-------- DATA ROWS --------
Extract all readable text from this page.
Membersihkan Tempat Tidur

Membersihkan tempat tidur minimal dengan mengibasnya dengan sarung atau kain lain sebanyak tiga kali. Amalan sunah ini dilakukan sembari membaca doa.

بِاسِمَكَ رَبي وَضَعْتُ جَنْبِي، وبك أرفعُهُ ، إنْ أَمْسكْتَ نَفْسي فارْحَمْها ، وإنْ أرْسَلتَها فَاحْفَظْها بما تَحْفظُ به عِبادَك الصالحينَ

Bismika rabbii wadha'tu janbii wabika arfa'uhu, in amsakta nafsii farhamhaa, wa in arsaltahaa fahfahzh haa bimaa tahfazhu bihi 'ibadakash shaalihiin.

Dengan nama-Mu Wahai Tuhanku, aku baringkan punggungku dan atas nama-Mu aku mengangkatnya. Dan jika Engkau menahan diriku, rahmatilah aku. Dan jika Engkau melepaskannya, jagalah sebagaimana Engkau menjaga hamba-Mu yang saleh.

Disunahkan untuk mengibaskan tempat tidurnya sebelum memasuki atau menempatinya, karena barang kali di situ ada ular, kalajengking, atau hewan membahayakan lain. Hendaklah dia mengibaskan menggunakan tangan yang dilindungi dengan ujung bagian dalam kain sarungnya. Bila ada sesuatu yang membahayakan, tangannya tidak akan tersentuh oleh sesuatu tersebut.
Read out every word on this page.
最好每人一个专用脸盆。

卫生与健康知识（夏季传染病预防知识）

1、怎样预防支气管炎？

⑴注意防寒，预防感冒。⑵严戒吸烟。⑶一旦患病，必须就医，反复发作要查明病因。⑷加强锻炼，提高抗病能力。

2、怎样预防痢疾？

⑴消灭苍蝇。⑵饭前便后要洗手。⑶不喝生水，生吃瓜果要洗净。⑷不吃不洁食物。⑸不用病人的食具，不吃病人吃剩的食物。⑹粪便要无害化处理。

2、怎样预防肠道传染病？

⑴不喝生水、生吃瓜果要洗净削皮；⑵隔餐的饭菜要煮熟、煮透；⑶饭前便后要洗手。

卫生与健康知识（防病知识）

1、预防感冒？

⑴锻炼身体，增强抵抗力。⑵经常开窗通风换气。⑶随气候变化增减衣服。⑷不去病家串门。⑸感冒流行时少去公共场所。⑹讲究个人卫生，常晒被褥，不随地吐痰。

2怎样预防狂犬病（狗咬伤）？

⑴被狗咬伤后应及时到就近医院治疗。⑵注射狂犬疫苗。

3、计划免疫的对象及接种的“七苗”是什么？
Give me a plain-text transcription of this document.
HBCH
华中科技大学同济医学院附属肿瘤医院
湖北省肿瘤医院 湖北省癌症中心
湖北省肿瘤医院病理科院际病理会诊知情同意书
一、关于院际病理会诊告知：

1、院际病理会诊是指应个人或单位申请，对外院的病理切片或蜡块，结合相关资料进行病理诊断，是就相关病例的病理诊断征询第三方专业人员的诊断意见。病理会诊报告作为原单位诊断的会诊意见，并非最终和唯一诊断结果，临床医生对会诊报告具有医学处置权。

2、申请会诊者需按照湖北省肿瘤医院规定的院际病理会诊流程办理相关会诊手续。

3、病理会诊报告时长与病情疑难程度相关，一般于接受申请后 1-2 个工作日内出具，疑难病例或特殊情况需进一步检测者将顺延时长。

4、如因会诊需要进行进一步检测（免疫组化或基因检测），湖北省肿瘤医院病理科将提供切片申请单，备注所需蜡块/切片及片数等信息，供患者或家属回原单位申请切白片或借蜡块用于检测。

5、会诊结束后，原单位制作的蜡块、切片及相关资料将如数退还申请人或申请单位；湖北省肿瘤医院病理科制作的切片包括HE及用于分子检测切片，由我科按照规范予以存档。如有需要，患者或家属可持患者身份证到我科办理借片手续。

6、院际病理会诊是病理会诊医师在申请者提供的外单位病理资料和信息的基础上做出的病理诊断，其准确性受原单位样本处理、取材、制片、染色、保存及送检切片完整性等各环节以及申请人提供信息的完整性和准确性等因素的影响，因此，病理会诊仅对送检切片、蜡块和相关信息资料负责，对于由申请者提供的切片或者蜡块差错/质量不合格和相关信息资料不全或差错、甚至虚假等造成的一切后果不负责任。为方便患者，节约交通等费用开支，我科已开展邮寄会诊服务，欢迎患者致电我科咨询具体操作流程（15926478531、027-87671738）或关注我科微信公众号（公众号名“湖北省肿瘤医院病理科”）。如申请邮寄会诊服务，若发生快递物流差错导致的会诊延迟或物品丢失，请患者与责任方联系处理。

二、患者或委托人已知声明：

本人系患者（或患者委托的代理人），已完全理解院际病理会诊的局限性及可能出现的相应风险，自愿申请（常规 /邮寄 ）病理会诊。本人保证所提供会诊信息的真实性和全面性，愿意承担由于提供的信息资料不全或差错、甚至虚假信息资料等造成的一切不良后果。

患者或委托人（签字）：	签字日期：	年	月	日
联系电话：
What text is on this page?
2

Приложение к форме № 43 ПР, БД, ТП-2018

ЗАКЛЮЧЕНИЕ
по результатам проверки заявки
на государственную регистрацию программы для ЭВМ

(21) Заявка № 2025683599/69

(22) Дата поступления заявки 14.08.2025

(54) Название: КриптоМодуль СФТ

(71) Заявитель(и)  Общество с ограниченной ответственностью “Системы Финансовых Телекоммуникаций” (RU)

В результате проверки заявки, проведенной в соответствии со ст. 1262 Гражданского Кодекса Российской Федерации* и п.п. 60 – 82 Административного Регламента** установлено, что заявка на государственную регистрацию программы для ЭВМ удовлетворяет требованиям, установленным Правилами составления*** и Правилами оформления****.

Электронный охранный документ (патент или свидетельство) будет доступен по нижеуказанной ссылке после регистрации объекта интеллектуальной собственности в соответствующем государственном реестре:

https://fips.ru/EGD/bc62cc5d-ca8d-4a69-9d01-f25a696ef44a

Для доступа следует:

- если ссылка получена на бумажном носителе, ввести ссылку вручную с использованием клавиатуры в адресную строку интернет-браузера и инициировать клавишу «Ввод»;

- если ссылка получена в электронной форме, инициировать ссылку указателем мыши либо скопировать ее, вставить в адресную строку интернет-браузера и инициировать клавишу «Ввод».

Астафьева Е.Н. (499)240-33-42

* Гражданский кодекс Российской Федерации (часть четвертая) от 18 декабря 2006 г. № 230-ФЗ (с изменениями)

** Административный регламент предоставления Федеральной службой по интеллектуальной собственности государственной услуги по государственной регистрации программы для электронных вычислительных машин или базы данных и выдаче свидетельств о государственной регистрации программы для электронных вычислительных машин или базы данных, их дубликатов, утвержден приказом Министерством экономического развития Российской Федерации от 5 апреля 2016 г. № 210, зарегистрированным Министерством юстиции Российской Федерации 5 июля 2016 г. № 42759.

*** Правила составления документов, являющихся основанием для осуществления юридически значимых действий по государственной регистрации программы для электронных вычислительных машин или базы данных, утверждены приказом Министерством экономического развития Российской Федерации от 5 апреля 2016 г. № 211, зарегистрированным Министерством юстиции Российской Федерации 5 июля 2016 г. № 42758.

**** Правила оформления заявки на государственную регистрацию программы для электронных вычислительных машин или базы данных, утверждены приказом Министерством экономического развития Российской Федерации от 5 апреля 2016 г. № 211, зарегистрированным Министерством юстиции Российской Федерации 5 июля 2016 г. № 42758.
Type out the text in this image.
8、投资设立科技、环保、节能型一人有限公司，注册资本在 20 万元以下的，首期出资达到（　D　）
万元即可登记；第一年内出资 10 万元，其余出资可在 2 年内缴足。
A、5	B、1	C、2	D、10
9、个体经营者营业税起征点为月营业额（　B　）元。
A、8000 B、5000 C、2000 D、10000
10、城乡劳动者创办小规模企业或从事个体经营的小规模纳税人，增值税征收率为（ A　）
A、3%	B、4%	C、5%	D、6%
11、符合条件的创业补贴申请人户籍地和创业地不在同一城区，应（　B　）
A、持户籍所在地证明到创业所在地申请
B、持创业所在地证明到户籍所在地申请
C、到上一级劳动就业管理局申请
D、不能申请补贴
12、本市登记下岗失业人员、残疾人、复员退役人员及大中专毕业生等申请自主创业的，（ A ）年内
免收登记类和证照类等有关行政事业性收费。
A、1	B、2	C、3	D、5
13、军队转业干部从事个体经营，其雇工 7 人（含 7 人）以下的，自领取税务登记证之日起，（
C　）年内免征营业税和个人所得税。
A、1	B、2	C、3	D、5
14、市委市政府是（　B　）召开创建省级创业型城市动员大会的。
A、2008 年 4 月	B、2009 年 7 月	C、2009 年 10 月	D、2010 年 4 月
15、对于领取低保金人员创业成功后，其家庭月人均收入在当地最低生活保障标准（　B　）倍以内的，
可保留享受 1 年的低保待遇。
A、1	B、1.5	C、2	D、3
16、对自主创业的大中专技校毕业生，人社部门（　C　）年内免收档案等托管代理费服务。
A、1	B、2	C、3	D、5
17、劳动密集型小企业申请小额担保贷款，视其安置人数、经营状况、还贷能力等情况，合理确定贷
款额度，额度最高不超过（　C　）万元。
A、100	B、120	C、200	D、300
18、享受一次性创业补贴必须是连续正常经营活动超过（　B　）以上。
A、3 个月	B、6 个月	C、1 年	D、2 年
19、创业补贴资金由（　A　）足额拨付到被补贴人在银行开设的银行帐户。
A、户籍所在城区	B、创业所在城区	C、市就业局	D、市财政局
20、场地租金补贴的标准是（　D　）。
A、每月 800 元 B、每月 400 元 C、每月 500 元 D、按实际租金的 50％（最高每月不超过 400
--------
Spot every line that holds "kain" and copy it.

#### [EXERCISE RESPONSE]
Membersihkan tempat tidur minimal dengan mengibasnya dengan sarung atau kain lain sebanyak tiga kali. Amalan sunah ini dilakukan sembari membaca doa.
Disunahkan untuk mengibaskan tempat tidurnya sebelum memasuki atau menempatinya, karena barang kali di situ ada ular, kalajengking, atau hewan membahayakan lain. Hendaklah dia mengibaskan menggunakan tangan yang dilindungi dengan ujung bagian dalam kain sarungnya. Bila ada sesuatu yang membahayakan, tangannya tidak akan tersentuh oleh sesuatu tersebut.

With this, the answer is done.